— BEGIN Material —

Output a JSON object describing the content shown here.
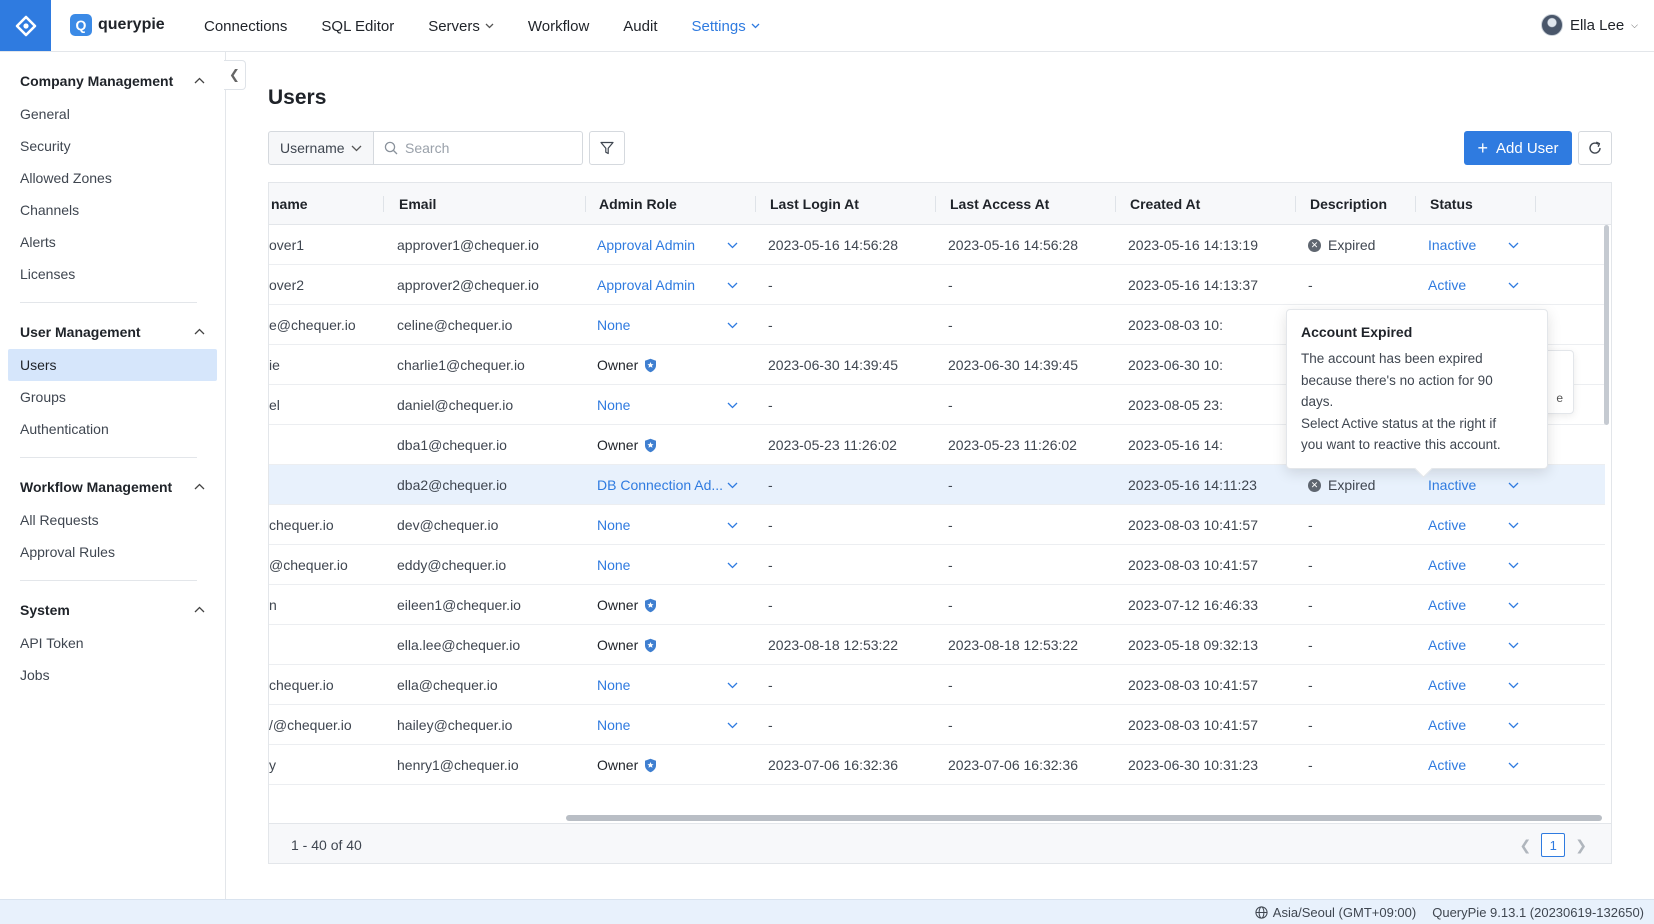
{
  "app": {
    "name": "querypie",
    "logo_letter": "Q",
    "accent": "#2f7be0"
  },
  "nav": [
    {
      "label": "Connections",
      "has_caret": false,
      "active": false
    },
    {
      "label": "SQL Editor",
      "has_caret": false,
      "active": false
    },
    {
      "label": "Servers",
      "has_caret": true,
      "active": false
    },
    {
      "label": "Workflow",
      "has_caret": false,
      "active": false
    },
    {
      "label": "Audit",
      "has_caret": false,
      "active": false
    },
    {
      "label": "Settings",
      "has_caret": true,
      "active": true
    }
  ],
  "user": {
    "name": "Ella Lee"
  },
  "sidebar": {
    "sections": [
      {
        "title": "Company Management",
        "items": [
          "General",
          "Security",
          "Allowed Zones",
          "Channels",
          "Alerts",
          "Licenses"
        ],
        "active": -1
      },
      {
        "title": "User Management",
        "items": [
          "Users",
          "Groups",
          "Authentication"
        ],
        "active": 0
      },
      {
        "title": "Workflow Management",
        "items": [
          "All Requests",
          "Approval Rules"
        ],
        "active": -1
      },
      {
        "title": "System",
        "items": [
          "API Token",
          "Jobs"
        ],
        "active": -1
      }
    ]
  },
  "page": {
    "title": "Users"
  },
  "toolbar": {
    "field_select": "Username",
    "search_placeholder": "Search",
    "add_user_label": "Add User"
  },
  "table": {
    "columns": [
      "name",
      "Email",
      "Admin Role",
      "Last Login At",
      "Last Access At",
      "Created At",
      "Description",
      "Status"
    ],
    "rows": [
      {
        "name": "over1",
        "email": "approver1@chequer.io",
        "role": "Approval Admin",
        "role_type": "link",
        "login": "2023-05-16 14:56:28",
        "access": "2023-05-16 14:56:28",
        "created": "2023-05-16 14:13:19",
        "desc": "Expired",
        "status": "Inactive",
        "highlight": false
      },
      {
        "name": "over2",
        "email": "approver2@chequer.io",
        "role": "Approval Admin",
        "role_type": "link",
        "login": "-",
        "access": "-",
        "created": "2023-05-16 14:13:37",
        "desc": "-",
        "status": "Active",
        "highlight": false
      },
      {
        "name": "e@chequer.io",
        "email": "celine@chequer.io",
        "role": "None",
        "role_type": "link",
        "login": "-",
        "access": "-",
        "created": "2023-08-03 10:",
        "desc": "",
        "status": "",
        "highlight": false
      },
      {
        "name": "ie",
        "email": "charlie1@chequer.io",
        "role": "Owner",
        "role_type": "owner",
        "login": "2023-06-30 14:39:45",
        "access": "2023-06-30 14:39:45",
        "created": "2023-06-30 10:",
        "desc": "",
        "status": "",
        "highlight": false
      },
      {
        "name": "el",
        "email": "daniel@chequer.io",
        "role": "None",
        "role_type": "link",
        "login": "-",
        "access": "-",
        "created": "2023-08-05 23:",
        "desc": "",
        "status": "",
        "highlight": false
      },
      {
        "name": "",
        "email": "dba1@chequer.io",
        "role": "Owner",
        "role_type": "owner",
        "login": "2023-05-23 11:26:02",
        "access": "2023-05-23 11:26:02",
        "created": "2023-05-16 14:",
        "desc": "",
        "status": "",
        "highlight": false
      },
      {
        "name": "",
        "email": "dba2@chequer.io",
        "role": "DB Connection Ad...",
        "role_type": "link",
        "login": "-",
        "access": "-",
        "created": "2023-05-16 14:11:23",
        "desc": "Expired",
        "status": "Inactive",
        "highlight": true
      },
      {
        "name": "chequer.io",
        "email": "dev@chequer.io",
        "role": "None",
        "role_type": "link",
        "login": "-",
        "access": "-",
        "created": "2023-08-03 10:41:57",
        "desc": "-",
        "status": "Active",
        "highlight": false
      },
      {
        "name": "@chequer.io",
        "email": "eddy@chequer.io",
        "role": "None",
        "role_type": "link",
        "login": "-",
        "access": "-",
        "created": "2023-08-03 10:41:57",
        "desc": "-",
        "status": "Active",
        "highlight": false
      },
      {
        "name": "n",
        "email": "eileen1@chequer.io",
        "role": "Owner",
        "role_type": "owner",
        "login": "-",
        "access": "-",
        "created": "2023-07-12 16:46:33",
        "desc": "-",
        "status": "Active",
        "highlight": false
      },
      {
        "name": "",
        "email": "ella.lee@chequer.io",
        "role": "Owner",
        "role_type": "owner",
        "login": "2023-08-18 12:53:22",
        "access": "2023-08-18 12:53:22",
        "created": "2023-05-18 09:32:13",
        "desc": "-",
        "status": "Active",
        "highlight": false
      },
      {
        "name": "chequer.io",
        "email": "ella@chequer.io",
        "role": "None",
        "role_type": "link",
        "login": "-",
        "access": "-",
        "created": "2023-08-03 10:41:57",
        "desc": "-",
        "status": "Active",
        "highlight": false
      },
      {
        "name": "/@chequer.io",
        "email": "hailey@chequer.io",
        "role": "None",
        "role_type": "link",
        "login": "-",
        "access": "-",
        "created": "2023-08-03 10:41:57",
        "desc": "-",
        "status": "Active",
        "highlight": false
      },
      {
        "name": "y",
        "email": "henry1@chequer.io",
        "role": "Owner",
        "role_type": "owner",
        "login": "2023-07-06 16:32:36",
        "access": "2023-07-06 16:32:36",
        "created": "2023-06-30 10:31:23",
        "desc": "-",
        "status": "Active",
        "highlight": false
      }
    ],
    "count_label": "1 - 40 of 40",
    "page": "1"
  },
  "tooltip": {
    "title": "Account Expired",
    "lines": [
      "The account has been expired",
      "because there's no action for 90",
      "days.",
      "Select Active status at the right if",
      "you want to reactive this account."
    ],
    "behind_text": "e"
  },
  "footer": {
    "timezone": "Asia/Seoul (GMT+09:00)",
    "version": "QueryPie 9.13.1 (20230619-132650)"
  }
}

— END Material —
— BEGIN Material —

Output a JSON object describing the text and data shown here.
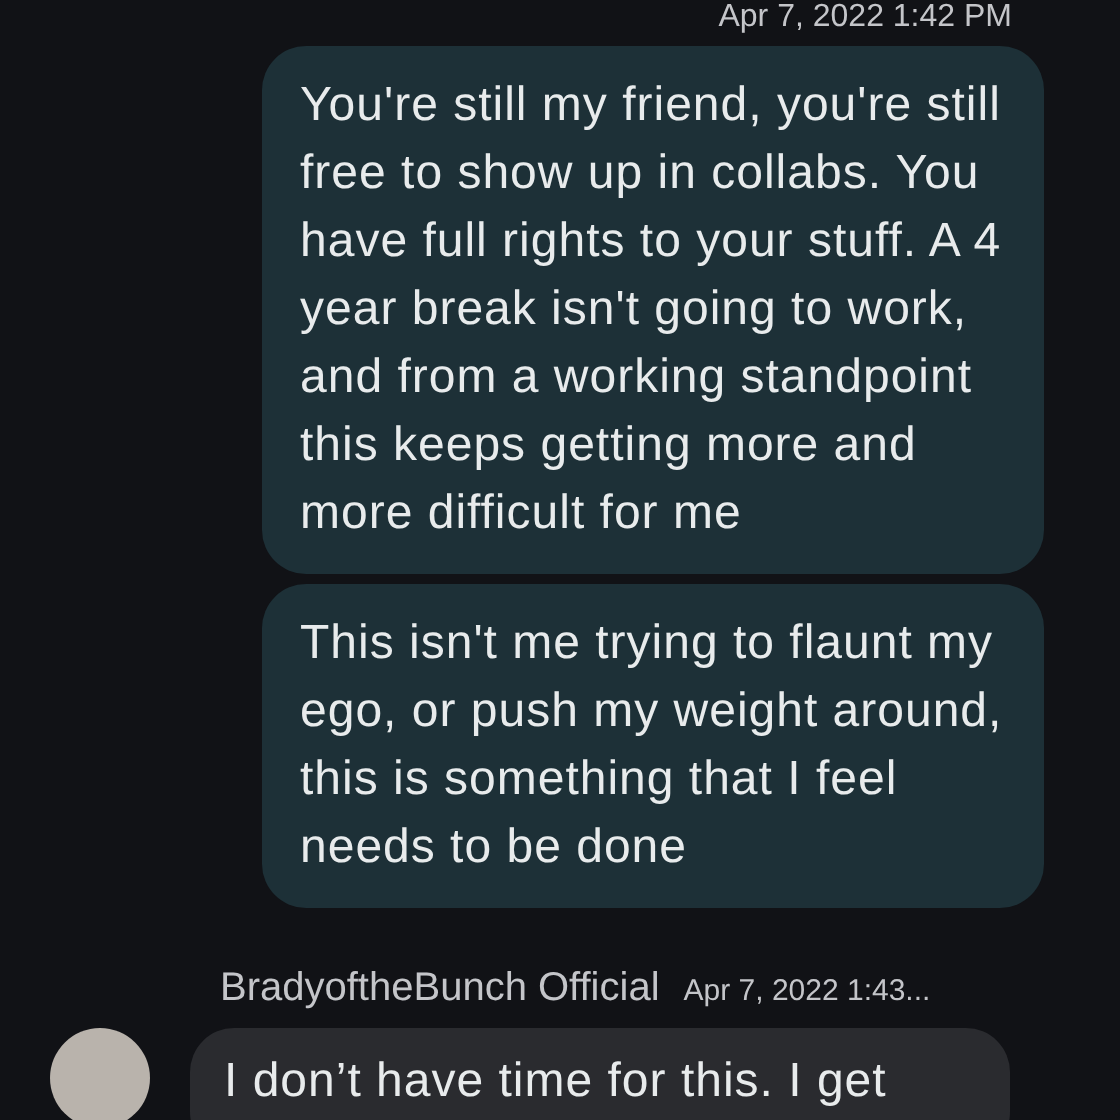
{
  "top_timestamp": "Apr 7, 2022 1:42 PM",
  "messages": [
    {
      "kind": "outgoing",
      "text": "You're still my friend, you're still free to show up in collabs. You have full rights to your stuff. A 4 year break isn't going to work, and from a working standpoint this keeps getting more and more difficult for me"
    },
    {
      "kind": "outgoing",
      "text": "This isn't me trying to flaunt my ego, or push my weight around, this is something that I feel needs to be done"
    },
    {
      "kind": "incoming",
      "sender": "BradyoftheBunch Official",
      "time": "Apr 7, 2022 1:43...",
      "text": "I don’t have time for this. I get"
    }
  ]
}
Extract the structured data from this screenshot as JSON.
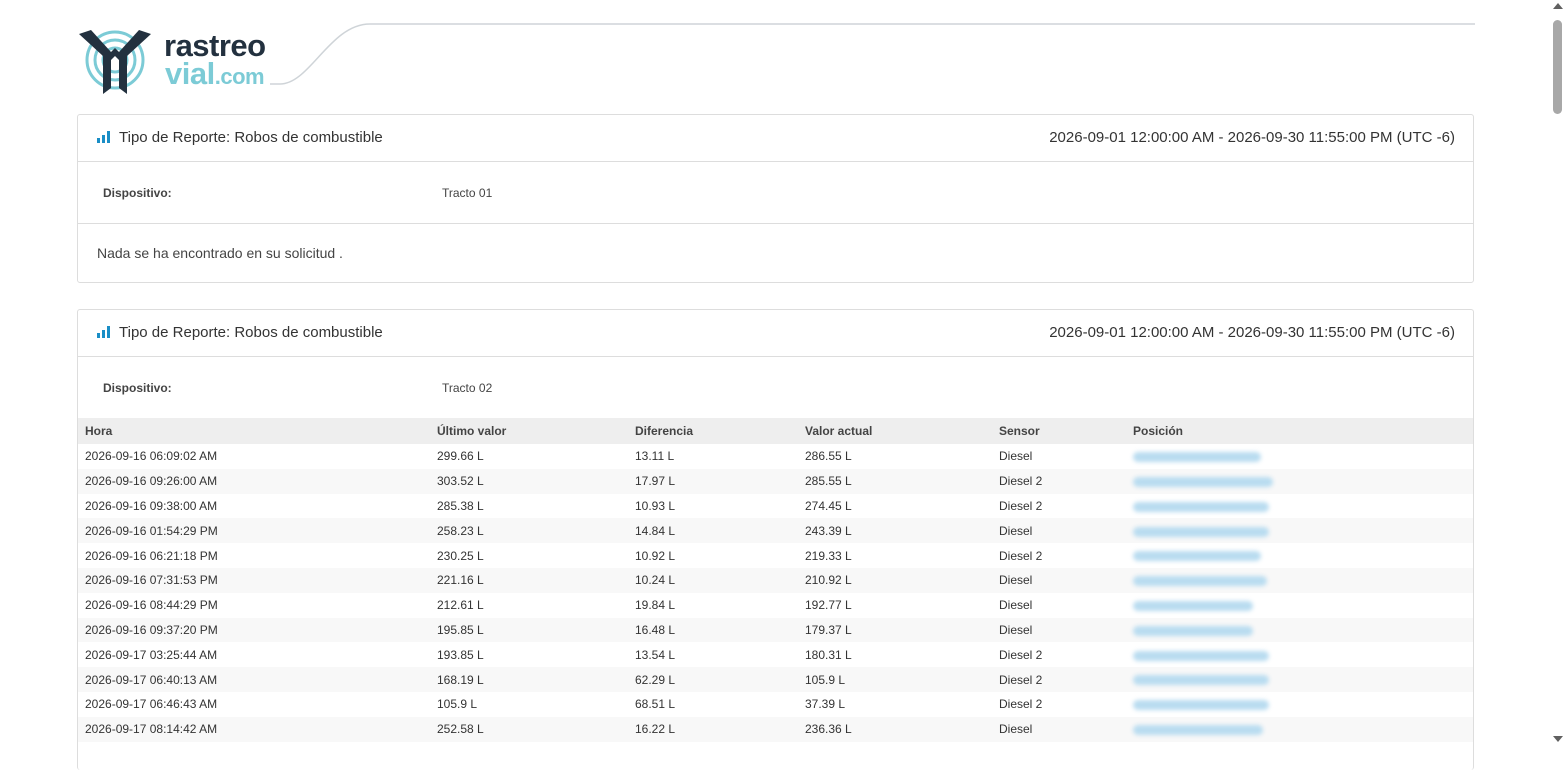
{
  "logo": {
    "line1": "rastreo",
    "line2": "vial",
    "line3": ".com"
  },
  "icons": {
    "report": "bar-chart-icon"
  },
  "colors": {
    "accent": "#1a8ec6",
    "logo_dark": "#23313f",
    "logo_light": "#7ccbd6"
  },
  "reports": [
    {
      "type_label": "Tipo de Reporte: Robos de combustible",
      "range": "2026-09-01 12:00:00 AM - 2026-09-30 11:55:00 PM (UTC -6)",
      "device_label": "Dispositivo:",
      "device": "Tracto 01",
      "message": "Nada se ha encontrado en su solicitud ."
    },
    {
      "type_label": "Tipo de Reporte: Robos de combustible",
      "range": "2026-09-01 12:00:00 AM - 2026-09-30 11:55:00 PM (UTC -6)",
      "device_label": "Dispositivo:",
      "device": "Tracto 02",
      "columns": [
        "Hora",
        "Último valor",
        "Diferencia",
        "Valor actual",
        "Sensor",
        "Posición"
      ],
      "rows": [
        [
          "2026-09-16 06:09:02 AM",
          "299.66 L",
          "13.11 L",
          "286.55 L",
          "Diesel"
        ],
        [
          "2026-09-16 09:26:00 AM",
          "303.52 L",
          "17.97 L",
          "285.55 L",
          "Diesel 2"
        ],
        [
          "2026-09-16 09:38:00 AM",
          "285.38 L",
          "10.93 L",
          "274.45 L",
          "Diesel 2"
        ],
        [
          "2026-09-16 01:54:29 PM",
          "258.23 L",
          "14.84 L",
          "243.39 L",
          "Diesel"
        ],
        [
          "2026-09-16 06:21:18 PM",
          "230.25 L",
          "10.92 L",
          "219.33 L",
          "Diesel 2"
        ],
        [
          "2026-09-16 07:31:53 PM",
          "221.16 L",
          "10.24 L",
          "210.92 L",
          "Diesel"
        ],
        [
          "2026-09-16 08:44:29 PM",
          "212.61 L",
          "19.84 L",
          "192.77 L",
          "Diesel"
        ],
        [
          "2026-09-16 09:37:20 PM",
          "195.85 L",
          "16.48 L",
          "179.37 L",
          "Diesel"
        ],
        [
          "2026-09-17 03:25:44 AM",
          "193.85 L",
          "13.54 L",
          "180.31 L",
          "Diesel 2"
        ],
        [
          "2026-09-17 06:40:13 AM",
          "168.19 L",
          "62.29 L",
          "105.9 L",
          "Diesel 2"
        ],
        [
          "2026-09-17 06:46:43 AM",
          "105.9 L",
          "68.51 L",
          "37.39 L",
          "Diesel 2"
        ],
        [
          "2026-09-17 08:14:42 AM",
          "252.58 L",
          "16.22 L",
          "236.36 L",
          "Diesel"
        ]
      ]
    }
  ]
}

— END Material —

■ Aim: Search the lines for "object". Copy each line that has it.

■ Expected answer:
Output a JSON object describing the content shown here.
Output a JSON object describing the text and data shown here.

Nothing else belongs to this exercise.